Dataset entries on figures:
--- begin ---

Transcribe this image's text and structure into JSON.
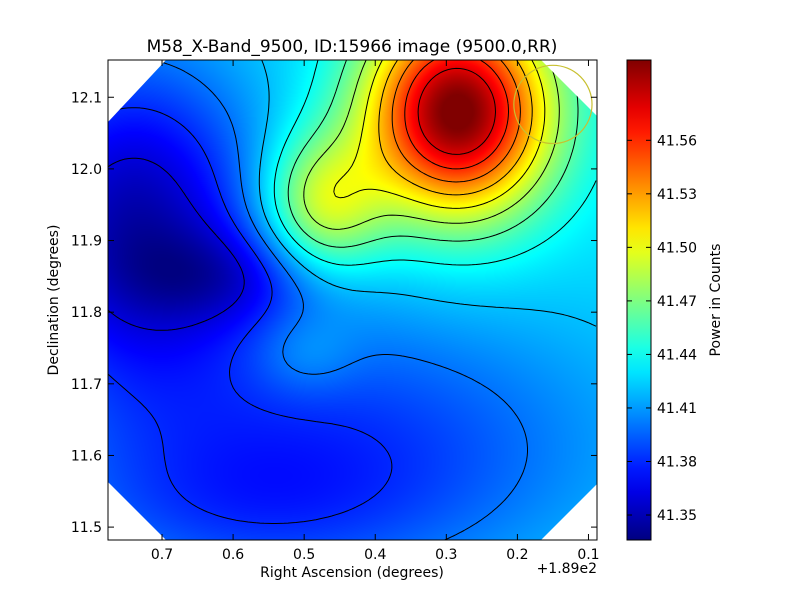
{
  "chart_data": {
    "type": "heatmap",
    "title": "M58_X-Band_9500, ID:15966 image (9500.0,RR)",
    "xlabel": "Right Ascension (degrees)",
    "ylabel": "Declination (degrees)",
    "x_offset_label": "+1.89e2",
    "xlim": [
      0.776,
      0.088
    ],
    "ylim": [
      11.482,
      12.152
    ],
    "x_ticks": [
      {
        "value": 0.7,
        "label": "0.7"
      },
      {
        "value": 0.6,
        "label": "0.6"
      },
      {
        "value": 0.5,
        "label": "0.5"
      },
      {
        "value": 0.4,
        "label": "0.4"
      },
      {
        "value": 0.3,
        "label": "0.3"
      },
      {
        "value": 0.2,
        "label": "0.2"
      },
      {
        "value": 0.1,
        "label": "0.1"
      }
    ],
    "y_ticks": [
      {
        "value": 11.5,
        "label": "11.5"
      },
      {
        "value": 11.6,
        "label": "11.6"
      },
      {
        "value": 11.7,
        "label": "11.7"
      },
      {
        "value": 11.8,
        "label": "11.8"
      },
      {
        "value": 11.9,
        "label": "11.9"
      },
      {
        "value": 12.0,
        "label": "12.0"
      },
      {
        "value": 12.1,
        "label": "12.1"
      }
    ],
    "colorbar": {
      "label": "Power in Counts",
      "range": [
        41.336,
        41.605
      ],
      "colormap": "jet",
      "ticks": [
        {
          "value": 41.35,
          "label": "41.35"
        },
        {
          "value": 41.38,
          "label": "41.38"
        },
        {
          "value": 41.41,
          "label": "41.41"
        },
        {
          "value": 41.44,
          "label": "41.44"
        },
        {
          "value": 41.47,
          "label": "41.47"
        },
        {
          "value": 41.5,
          "label": "41.50"
        },
        {
          "value": 41.53,
          "label": "41.53"
        },
        {
          "value": 41.56,
          "label": "41.56"
        }
      ]
    },
    "field_components": {
      "baseline": 41.43,
      "features": [
        {
          "kind": "peak",
          "x": 0.285,
          "y": 12.08,
          "amplitude": 0.18,
          "sigma_x": 0.09,
          "sigma_y": 0.1
        },
        {
          "kind": "peak",
          "x": 0.475,
          "y": 11.95,
          "amplitude": 0.07,
          "sigma_x": 0.06,
          "sigma_y": 0.07
        },
        {
          "kind": "peak",
          "x": 0.5,
          "y": 11.74,
          "amplitude": 0.015,
          "sigma_x": 0.05,
          "sigma_y": 0.04
        },
        {
          "kind": "trough",
          "x": 0.74,
          "y": 11.93,
          "amplitude": -0.08,
          "sigma_x": 0.13,
          "sigma_y": 0.16
        },
        {
          "kind": "trough",
          "x": 0.6,
          "y": 11.85,
          "amplitude": -0.03,
          "sigma_x": 0.1,
          "sigma_y": 0.05
        },
        {
          "kind": "trough",
          "x": 0.45,
          "y": 11.62,
          "amplitude": -0.045,
          "sigma_x": 0.28,
          "sigma_y": 0.14
        },
        {
          "kind": "trough",
          "x": 0.6,
          "y": 11.52,
          "amplitude": -0.02,
          "sigma_x": 0.2,
          "sigma_y": 0.08
        }
      ],
      "contour_levels": [
        41.36,
        41.38,
        41.4,
        41.42,
        41.44,
        41.46,
        41.48,
        41.5,
        41.52,
        41.54,
        41.56,
        41.58
      ]
    },
    "beam_marker": {
      "x": 0.15,
      "y": 12.09,
      "radius_deg": 0.055,
      "color": "#c8c030"
    },
    "grid": false,
    "legend": "none"
  }
}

--- end ---

Brief: The entries above should be reproduced exactly, without their pictures.

Exercise output:
Transcribe this image's text and structure into JSON.
{
  "chart_data": {
    "type": "heatmap",
    "title": "M58_X-Band_9500, ID:15966 image (9500.0,RR)",
    "xlabel": "Right Ascension (degrees)",
    "ylabel": "Declination (degrees)",
    "x_offset_label": "+1.89e2",
    "xlim": [
      0.776,
      0.088
    ],
    "ylim": [
      11.482,
      12.152
    ],
    "x_ticks": [
      {
        "value": 0.7,
        "label": "0.7"
      },
      {
        "value": 0.6,
        "label": "0.6"
      },
      {
        "value": 0.5,
        "label": "0.5"
      },
      {
        "value": 0.4,
        "label": "0.4"
      },
      {
        "value": 0.3,
        "label": "0.3"
      },
      {
        "value": 0.2,
        "label": "0.2"
      },
      {
        "value": 0.1,
        "label": "0.1"
      }
    ],
    "y_ticks": [
      {
        "value": 11.5,
        "label": "11.5"
      },
      {
        "value": 11.6,
        "label": "11.6"
      },
      {
        "value": 11.7,
        "label": "11.7"
      },
      {
        "value": 11.8,
        "label": "11.8"
      },
      {
        "value": 11.9,
        "label": "11.9"
      },
      {
        "value": 12.0,
        "label": "12.0"
      },
      {
        "value": 12.1,
        "label": "12.1"
      }
    ],
    "colorbar": {
      "label": "Power in Counts",
      "range": [
        41.336,
        41.605
      ],
      "colormap": "jet",
      "ticks": [
        {
          "value": 41.35,
          "label": "41.35"
        },
        {
          "value": 41.38,
          "label": "41.38"
        },
        {
          "value": 41.41,
          "label": "41.41"
        },
        {
          "value": 41.44,
          "label": "41.44"
        },
        {
          "value": 41.47,
          "label": "41.47"
        },
        {
          "value": 41.5,
          "label": "41.50"
        },
        {
          "value": 41.53,
          "label": "41.53"
        },
        {
          "value": 41.56,
          "label": "41.56"
        }
      ]
    },
    "field_components": {
      "baseline": 41.43,
      "features": [
        {
          "kind": "peak",
          "x": 0.285,
          "y": 12.08,
          "amplitude": 0.18,
          "sigma_x": 0.09,
          "sigma_y": 0.1
        },
        {
          "kind": "peak",
          "x": 0.475,
          "y": 11.95,
          "amplitude": 0.07,
          "sigma_x": 0.06,
          "sigma_y": 0.07
        },
        {
          "kind": "peak",
          "x": 0.5,
          "y": 11.74,
          "amplitude": 0.015,
          "sigma_x": 0.05,
          "sigma_y": 0.04
        },
        {
          "kind": "trough",
          "x": 0.74,
          "y": 11.93,
          "amplitude": -0.08,
          "sigma_x": 0.13,
          "sigma_y": 0.16
        },
        {
          "kind": "trough",
          "x": 0.6,
          "y": 11.85,
          "amplitude": -0.03,
          "sigma_x": 0.1,
          "sigma_y": 0.05
        },
        {
          "kind": "trough",
          "x": 0.45,
          "y": 11.62,
          "amplitude": -0.045,
          "sigma_x": 0.28,
          "sigma_y": 0.14
        },
        {
          "kind": "trough",
          "x": 0.6,
          "y": 11.52,
          "amplitude": -0.02,
          "sigma_x": 0.2,
          "sigma_y": 0.08
        }
      ],
      "contour_levels": [
        41.36,
        41.38,
        41.4,
        41.42,
        41.44,
        41.46,
        41.48,
        41.5,
        41.52,
        41.54,
        41.56,
        41.58
      ]
    },
    "beam_marker": {
      "x": 0.15,
      "y": 12.09,
      "radius_deg": 0.055,
      "color": "#c8c030"
    },
    "grid": false,
    "legend": "none"
  }
}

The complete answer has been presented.